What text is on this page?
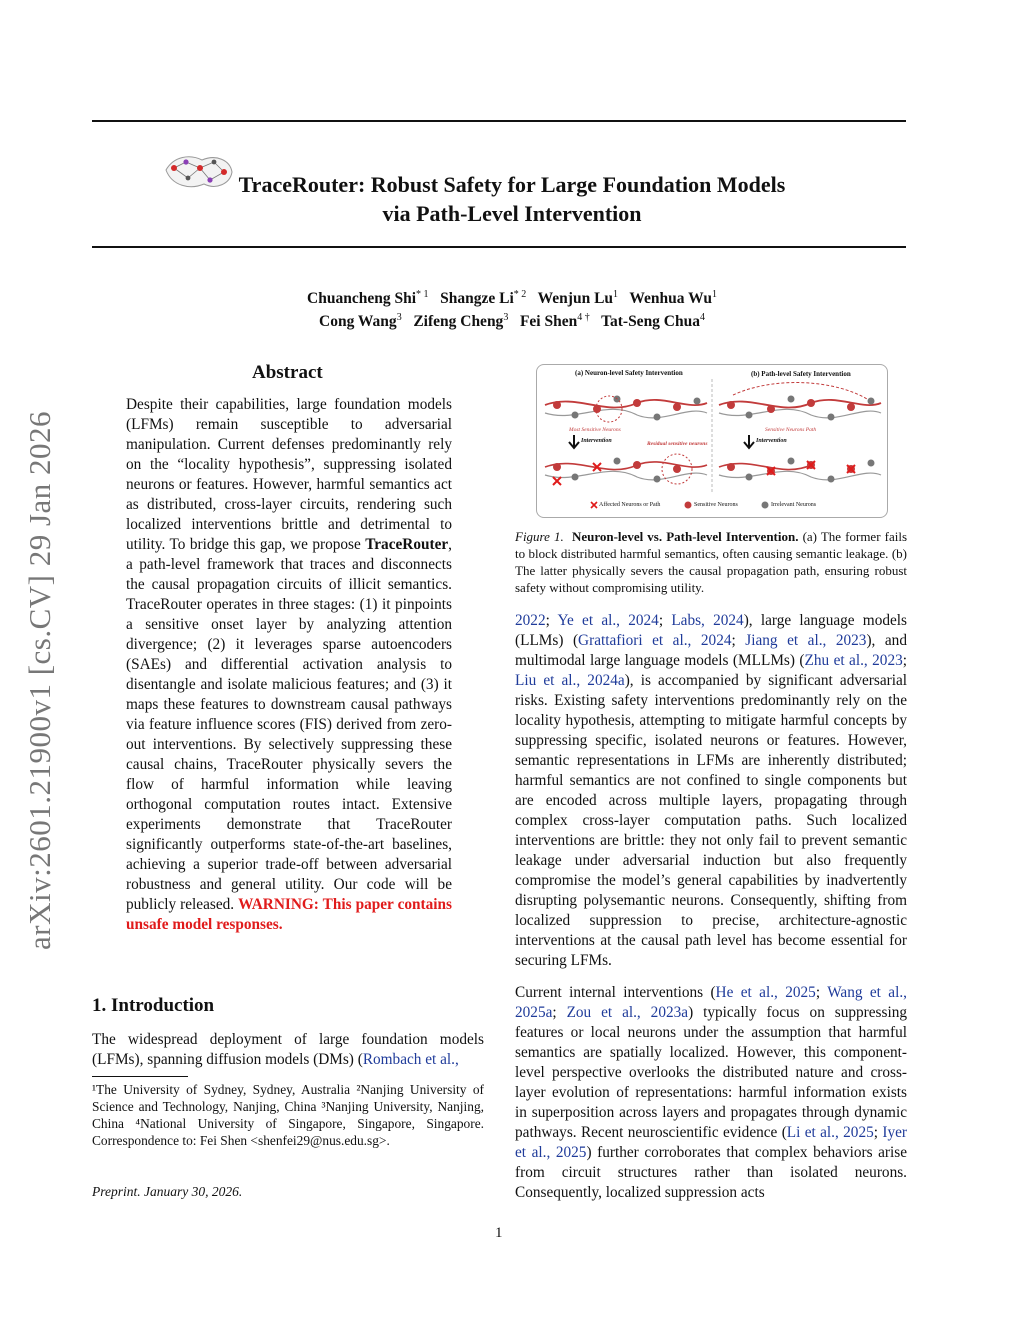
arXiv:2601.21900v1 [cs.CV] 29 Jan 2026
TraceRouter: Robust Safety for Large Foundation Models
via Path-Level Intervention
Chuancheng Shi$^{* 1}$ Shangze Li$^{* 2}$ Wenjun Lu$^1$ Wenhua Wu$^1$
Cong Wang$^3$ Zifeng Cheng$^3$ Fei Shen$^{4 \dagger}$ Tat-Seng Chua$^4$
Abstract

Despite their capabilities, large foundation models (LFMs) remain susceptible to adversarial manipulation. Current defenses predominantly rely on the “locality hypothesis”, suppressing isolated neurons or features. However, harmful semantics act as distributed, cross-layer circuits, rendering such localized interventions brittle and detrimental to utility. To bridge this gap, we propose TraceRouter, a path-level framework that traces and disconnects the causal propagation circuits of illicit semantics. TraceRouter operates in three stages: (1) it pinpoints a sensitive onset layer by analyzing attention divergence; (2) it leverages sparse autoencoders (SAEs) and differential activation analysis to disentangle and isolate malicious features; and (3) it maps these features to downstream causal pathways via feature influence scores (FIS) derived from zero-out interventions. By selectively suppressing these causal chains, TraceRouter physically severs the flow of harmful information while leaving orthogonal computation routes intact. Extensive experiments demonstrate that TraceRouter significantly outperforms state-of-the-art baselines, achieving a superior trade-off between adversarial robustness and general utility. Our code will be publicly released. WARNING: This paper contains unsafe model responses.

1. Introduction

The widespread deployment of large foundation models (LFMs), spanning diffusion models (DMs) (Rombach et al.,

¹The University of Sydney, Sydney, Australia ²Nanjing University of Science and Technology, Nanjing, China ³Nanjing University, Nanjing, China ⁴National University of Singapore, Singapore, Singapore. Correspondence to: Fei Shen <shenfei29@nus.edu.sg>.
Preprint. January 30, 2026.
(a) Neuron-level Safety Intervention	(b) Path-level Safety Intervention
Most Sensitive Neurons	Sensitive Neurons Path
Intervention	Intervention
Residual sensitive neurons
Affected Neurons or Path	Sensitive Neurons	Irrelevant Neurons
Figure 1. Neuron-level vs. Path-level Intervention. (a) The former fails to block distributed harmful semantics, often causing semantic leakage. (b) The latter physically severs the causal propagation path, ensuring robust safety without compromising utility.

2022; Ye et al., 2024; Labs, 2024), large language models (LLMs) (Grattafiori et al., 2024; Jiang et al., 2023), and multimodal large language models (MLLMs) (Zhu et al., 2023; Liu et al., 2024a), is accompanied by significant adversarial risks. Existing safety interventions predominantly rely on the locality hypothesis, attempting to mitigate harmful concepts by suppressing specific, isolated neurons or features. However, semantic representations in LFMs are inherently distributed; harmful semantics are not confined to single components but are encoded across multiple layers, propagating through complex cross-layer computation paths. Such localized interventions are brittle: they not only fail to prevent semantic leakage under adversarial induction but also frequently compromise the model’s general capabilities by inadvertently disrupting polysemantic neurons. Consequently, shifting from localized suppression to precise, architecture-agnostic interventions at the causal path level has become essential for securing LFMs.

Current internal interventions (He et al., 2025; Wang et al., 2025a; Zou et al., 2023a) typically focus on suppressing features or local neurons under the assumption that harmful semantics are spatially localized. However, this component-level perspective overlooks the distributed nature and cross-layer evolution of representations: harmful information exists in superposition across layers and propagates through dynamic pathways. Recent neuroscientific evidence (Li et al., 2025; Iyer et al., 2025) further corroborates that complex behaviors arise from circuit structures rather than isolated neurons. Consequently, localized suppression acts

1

━━━━━━━━

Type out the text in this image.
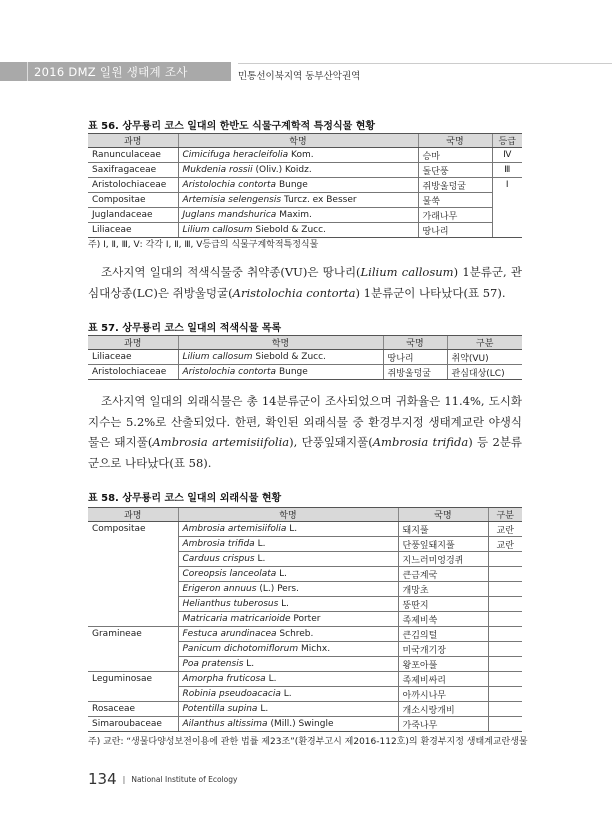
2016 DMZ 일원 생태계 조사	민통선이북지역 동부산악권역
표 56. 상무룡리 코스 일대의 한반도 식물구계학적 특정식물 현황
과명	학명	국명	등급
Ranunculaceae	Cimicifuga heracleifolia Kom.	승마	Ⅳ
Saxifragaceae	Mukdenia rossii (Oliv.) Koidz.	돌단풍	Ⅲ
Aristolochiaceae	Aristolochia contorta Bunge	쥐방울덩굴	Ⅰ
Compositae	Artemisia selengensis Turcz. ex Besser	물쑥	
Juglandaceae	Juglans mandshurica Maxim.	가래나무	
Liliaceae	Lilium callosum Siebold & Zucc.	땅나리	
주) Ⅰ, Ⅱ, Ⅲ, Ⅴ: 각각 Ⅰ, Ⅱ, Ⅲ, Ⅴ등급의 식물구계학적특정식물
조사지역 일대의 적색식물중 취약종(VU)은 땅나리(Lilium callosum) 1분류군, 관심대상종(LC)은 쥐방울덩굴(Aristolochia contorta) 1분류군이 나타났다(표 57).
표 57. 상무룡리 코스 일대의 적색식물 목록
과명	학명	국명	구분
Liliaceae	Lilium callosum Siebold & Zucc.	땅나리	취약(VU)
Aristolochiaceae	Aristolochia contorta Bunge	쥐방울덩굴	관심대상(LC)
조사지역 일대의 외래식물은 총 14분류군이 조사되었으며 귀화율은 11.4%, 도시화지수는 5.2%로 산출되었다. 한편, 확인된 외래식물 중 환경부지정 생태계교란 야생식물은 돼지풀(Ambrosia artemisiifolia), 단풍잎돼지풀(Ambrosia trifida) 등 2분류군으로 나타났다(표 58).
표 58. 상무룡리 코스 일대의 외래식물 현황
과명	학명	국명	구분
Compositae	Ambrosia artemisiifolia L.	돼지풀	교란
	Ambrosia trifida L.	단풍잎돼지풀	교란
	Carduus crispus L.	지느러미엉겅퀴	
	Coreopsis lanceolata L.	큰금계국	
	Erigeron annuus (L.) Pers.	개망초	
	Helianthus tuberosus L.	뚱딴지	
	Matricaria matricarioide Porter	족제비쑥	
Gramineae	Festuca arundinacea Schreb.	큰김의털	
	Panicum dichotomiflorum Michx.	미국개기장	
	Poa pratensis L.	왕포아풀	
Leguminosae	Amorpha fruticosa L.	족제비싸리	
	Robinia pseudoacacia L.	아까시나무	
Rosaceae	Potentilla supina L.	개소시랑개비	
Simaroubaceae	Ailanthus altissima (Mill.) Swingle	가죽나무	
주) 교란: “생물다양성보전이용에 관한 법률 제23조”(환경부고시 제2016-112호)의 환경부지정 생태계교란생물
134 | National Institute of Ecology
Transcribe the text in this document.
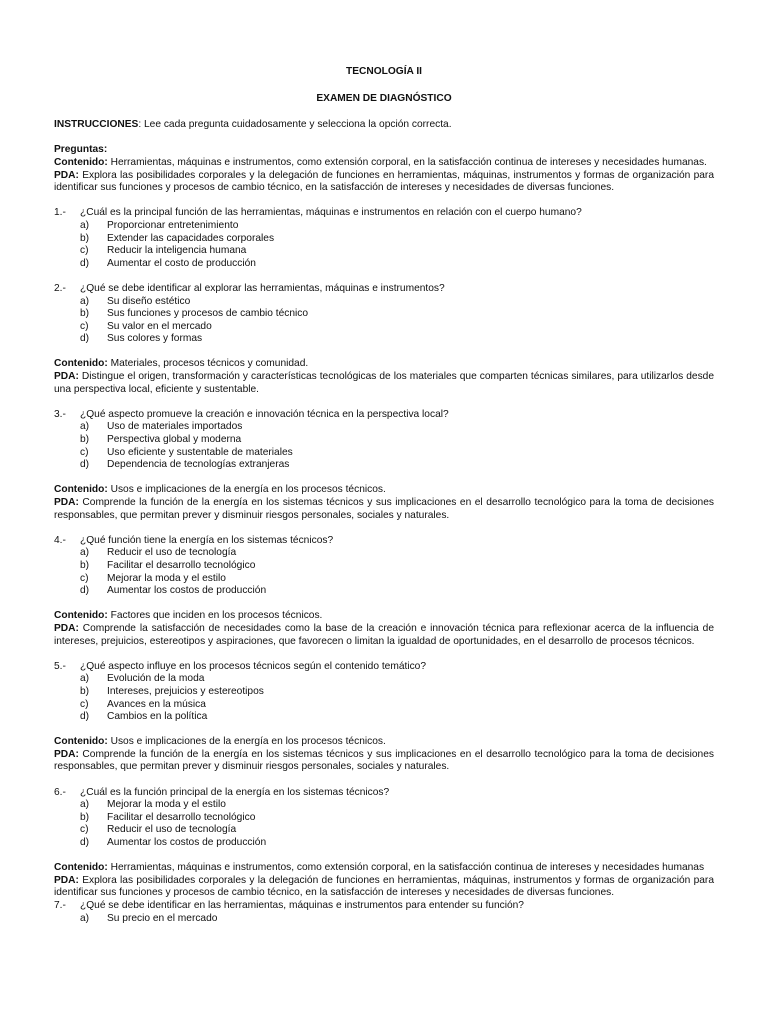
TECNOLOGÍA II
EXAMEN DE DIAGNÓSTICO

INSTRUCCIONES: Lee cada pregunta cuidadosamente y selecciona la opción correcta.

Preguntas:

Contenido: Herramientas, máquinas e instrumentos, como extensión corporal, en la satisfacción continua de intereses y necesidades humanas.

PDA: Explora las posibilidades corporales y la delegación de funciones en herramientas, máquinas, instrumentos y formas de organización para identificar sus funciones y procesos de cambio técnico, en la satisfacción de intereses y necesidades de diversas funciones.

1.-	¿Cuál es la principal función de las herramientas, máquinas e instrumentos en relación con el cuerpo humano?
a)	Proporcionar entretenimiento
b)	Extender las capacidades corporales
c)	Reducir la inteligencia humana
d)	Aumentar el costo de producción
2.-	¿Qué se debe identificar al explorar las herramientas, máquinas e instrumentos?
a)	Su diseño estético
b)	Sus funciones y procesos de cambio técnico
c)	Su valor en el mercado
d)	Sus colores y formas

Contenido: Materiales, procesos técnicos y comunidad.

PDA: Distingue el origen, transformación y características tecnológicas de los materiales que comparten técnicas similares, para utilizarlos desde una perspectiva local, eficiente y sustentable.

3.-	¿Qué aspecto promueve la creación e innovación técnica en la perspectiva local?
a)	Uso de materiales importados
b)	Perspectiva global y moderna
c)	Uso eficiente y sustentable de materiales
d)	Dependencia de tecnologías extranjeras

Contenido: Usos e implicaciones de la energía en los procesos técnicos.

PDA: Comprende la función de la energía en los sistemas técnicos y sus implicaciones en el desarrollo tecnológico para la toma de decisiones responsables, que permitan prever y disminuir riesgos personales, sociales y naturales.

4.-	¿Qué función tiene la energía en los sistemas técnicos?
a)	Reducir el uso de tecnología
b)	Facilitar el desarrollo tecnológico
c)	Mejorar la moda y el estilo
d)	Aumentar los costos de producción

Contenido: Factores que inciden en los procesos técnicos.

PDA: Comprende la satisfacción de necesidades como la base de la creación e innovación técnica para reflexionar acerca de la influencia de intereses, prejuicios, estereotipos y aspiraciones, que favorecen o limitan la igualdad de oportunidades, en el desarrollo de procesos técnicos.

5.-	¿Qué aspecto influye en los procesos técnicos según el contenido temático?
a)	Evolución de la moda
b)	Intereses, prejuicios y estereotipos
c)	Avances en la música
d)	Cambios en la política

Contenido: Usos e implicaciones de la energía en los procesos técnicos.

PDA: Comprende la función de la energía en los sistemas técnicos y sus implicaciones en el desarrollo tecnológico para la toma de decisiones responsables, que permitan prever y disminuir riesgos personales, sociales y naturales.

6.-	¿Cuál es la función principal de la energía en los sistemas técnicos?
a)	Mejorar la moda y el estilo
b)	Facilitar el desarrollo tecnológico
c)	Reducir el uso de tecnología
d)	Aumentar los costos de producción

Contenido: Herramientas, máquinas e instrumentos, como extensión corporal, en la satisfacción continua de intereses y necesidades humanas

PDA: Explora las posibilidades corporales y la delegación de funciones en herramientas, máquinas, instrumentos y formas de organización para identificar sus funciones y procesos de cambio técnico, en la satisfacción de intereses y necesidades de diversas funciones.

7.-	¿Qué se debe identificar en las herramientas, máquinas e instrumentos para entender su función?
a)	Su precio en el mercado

━━━━━━━━

:: Exercise details ::
Among the entries above, how many lines hold the word "Aristolochia"? Reply with only that number.

:: Solution ::
3